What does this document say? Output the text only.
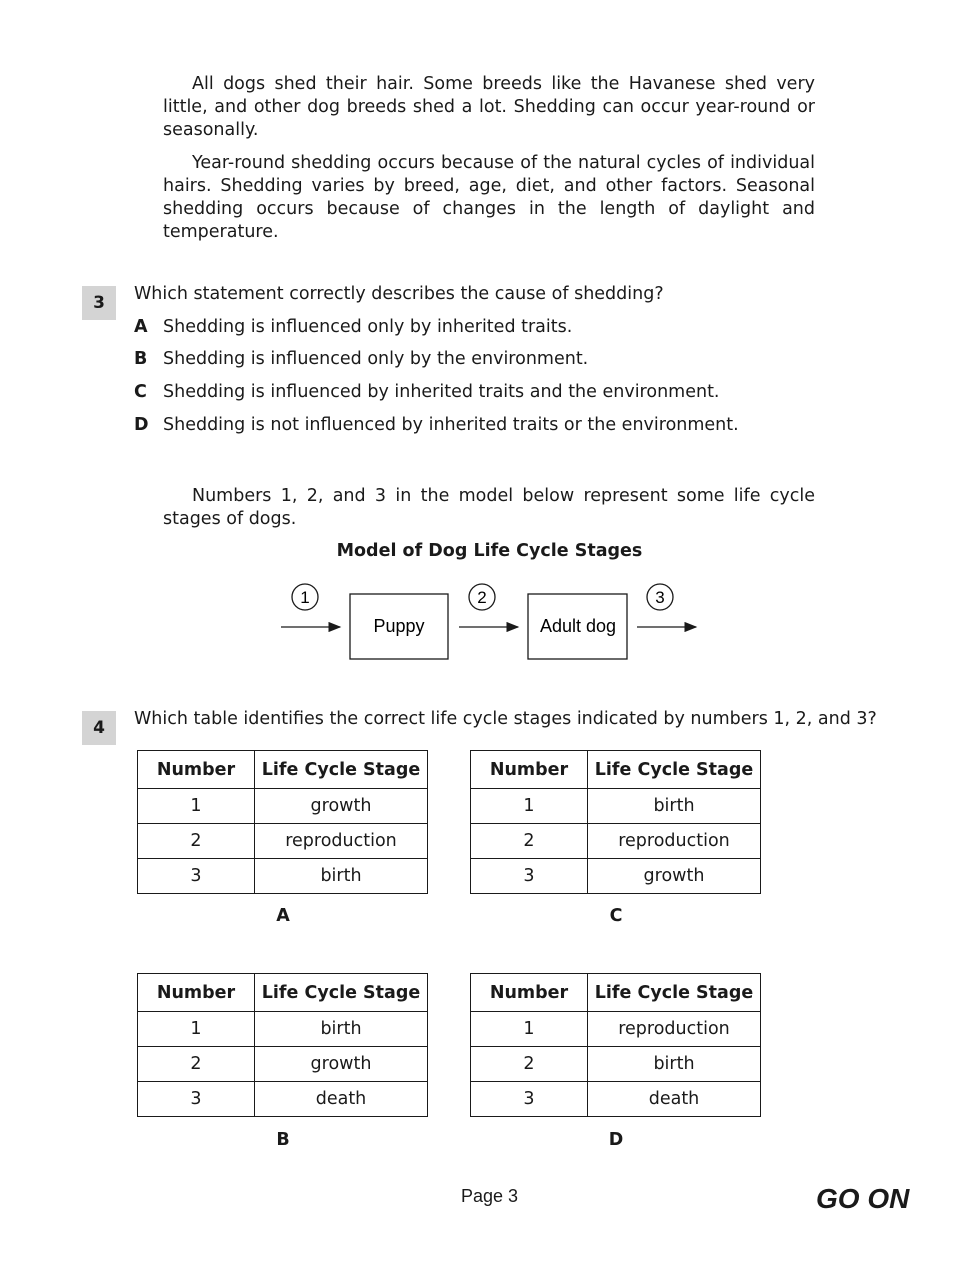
All dogs shed their hair. Some breeds like the Havanese shed very little, and other dog breeds shed a lot. Shedding can occur year-round or seasonally.

Year-round shedding occurs because of the natural cycles of individual hairs. Shedding varies by breed, age, diet, and other factors. Seasonal shedding occurs because of changes in the length of daylight and temperature.

3	Which statement correctly describes the cause of shedding?

A Shedding is influenced only by inherited traits.
B Shedding is influenced only by the environment.
C Shedding is influenced by inherited traits and the environment.
D Shedding is not influenced by inherited traits or the environment.

Numbers 1, 2, and 3 in the model below represent some life cycle stages of dogs.

Model of Dog Life Cycle Stages
1
Puppy
2
Adult dog
3
4	Which table identifies the correct life cycle stages indicated by numbers 1, 2, and 3?

Number	Life Cycle Stage
1	growth
2	reproduction
3	birth
A
Number	Life Cycle Stage
1	birth
2	reproduction
3	growth
C
Number	Life Cycle Stage
1	birth
2	growth
3	death
B
Number	Life Cycle Stage
1	reproduction
2	birth
3	death
D
Page 3	GO ON
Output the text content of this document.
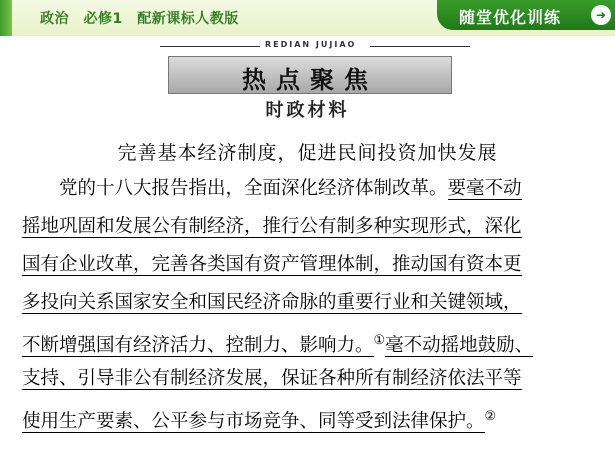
政治　必修1　配新课标人教版	随堂优化训练	➜
REDIAN JUJIAO
热点聚焦
时政材料
完善基本经济制度，促进民间投资加快发展
　　党的十八大报告指出，全面深化经济体制改革。要毫不动
摇地巩固和发展公有制经济，推行公有制多种实现形式，深化
国有企业改革，完善各类国有资产管理体制，推动国有资本更
多投向关系国家安全和国民经济命脉的重要行业和关键领域，
不断增强国有经济活力、控制力、影响力。①毫不动摇地鼓励、
支持、引导非公有制经济发展，保证各种所有制经济依法平等
使用生产要素、公平参与市场竞争、同等受到法律保护。②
######
• _Description of the task_:
Look over the material above and show each line where "text" appears.

• _The output_:
What does this document say? Output the text only.
Output the text content of this document.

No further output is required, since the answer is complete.